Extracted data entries
Start

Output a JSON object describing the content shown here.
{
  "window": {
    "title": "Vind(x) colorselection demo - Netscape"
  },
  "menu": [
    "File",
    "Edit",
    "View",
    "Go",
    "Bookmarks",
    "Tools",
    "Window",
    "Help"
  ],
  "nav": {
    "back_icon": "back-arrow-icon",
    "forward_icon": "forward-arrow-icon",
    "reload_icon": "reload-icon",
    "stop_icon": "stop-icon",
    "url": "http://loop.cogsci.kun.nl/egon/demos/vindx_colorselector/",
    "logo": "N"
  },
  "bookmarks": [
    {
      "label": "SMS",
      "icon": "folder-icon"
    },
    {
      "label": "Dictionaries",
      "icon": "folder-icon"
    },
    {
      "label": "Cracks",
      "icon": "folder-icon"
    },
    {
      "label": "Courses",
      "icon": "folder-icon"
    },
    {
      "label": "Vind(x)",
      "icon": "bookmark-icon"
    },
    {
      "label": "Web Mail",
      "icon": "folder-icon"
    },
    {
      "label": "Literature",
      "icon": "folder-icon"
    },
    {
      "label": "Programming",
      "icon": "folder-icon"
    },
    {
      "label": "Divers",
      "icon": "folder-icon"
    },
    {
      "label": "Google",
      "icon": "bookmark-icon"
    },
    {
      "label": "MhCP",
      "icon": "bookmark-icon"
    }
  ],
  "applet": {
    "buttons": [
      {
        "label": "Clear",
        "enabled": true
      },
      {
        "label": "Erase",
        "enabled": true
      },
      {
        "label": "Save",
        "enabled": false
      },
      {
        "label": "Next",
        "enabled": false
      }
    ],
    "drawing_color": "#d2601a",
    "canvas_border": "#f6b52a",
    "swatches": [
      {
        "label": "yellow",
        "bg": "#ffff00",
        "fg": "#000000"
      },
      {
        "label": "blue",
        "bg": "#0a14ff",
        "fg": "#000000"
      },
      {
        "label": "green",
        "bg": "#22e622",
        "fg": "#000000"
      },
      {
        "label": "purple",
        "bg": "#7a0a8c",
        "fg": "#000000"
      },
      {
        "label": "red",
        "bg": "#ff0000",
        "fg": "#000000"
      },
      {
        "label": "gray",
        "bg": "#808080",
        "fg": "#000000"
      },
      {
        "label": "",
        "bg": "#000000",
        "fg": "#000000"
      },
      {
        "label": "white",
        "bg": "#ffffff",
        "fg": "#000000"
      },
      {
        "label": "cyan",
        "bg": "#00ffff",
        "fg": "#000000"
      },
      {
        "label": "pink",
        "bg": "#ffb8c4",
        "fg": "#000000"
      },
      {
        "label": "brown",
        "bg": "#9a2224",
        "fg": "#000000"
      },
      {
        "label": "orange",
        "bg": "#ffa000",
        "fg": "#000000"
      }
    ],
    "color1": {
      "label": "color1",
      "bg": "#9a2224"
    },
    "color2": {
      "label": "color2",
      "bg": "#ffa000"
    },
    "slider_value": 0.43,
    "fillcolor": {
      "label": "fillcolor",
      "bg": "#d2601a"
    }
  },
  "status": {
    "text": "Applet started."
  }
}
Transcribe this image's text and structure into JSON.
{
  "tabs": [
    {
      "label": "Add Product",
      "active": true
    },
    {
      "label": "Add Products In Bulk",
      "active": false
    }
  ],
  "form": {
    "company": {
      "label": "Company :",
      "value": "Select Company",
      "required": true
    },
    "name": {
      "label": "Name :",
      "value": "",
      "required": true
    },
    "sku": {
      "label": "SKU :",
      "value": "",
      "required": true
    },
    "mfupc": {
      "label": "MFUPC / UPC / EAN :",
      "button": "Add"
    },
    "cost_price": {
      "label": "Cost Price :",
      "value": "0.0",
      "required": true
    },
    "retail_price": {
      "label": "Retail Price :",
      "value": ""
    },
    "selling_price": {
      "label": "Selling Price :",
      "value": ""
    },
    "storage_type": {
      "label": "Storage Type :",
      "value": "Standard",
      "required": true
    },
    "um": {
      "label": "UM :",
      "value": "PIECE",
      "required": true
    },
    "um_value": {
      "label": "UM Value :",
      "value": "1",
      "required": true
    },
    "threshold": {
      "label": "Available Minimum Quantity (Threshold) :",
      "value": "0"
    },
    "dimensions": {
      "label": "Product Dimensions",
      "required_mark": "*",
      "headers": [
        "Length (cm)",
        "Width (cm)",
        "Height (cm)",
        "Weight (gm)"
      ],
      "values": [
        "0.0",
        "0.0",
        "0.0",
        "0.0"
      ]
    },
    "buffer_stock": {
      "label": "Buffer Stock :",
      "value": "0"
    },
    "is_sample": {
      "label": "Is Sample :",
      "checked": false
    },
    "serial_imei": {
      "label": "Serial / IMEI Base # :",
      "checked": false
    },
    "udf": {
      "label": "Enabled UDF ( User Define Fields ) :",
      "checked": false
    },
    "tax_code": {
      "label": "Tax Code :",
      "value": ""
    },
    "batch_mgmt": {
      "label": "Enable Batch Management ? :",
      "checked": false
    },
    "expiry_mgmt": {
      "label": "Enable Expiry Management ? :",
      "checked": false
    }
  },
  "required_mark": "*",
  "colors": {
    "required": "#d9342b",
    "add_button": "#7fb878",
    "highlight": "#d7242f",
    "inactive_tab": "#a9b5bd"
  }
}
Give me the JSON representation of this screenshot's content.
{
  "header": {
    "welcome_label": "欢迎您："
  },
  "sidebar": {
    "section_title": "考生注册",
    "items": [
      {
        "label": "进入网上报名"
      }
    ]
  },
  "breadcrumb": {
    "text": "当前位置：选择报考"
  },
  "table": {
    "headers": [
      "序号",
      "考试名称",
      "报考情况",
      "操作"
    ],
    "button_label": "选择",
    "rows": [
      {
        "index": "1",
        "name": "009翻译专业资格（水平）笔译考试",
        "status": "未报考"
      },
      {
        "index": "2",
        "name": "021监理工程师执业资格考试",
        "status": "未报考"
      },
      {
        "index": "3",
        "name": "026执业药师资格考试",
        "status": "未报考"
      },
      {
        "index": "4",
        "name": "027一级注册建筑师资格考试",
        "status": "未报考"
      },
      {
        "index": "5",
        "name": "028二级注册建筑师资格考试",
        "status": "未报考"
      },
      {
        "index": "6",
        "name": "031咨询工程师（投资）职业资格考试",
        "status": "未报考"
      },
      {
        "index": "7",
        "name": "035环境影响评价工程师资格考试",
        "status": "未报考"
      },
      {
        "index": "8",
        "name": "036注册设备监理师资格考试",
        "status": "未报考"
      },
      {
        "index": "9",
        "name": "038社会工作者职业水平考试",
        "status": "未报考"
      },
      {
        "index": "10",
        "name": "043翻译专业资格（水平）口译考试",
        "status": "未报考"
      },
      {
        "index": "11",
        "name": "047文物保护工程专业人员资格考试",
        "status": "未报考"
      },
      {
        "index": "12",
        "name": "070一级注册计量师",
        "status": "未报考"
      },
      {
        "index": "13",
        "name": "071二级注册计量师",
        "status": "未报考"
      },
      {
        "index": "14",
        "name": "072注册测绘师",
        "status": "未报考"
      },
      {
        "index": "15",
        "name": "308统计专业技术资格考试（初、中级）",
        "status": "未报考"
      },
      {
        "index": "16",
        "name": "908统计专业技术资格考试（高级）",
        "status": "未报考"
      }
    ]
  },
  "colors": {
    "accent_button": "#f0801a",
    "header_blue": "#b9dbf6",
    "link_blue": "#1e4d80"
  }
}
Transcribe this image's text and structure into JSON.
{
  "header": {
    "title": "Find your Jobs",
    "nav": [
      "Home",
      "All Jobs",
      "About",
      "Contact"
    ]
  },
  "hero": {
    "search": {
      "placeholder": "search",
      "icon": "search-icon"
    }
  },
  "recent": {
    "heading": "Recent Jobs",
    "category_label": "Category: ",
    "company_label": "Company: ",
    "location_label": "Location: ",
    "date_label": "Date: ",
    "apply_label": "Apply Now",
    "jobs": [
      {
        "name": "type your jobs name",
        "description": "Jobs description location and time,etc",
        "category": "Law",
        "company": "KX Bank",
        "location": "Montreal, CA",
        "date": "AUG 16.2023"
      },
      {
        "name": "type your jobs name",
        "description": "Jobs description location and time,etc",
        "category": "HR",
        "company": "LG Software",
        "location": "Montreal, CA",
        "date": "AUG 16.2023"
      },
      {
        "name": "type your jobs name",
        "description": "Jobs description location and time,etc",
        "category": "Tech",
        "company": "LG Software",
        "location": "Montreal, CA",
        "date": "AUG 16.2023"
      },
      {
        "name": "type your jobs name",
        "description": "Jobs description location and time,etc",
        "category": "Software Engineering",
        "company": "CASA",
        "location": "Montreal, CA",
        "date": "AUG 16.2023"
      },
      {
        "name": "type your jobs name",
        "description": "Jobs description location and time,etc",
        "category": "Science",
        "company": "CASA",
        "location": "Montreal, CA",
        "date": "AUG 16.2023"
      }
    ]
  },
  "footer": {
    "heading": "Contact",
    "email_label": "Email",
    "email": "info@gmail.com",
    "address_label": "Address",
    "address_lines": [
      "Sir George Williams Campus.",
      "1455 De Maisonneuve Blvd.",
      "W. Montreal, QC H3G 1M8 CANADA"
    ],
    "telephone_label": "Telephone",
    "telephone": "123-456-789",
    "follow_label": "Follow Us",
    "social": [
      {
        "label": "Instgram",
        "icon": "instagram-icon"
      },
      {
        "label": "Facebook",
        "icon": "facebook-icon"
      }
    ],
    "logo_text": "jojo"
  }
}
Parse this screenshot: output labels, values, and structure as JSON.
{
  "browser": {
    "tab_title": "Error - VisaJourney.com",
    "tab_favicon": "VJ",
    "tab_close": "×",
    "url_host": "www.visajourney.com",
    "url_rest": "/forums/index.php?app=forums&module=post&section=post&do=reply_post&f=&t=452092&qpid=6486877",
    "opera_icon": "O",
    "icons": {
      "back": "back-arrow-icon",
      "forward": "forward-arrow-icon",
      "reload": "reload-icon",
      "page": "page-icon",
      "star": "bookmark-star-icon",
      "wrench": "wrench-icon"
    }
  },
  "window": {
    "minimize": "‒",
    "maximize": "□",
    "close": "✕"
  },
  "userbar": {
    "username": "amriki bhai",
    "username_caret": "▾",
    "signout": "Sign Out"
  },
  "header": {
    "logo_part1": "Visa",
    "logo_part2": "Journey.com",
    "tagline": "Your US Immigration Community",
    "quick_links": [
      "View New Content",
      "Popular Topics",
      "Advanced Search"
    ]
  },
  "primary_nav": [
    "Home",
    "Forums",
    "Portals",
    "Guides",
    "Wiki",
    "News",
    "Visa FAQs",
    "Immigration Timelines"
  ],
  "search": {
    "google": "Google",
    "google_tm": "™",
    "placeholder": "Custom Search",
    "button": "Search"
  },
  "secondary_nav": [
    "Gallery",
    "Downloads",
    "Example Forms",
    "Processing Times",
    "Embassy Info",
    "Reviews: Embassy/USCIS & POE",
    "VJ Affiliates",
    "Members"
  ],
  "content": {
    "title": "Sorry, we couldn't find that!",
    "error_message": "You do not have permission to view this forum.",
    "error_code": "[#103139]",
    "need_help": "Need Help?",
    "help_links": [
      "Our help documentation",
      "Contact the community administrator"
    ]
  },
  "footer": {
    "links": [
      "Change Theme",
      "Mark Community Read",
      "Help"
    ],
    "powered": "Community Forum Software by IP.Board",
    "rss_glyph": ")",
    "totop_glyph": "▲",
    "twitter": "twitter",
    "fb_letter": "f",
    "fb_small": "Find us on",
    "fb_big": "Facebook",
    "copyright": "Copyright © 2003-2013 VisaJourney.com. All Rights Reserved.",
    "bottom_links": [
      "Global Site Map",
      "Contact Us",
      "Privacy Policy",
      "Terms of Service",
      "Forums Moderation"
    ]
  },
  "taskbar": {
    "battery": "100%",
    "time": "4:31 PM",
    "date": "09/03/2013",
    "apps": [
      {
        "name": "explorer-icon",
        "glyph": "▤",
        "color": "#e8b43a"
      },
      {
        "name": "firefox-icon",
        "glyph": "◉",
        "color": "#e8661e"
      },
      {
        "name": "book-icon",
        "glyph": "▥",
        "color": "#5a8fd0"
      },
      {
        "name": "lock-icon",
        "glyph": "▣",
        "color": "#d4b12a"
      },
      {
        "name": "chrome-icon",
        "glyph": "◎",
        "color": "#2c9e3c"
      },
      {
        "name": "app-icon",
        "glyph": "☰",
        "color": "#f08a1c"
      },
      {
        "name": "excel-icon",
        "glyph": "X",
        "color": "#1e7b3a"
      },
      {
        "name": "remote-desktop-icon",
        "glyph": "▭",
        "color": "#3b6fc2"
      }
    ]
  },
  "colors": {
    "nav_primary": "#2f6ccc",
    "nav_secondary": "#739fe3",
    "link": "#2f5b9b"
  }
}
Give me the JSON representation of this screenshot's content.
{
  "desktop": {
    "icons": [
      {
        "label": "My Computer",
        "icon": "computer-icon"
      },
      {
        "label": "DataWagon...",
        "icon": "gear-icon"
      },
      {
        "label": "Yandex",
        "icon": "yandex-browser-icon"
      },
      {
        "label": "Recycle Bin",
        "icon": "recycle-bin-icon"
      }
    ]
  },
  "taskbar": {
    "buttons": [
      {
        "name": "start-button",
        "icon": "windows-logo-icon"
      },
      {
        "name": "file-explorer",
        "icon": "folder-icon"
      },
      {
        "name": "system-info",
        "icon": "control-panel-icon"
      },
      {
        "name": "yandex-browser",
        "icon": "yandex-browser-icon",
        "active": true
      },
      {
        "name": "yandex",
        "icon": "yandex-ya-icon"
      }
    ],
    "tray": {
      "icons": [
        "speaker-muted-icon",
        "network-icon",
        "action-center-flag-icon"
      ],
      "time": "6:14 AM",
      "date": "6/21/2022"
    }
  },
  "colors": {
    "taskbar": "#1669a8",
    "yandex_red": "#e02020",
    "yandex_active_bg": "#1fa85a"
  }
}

End

[WRITTEN REQUEST]
From the listing above, copy out each line where the word "placeholder" appears.

[CORRECT OUTPUT]
      "placeholder": "search",
    "placeholder": "Custom Search",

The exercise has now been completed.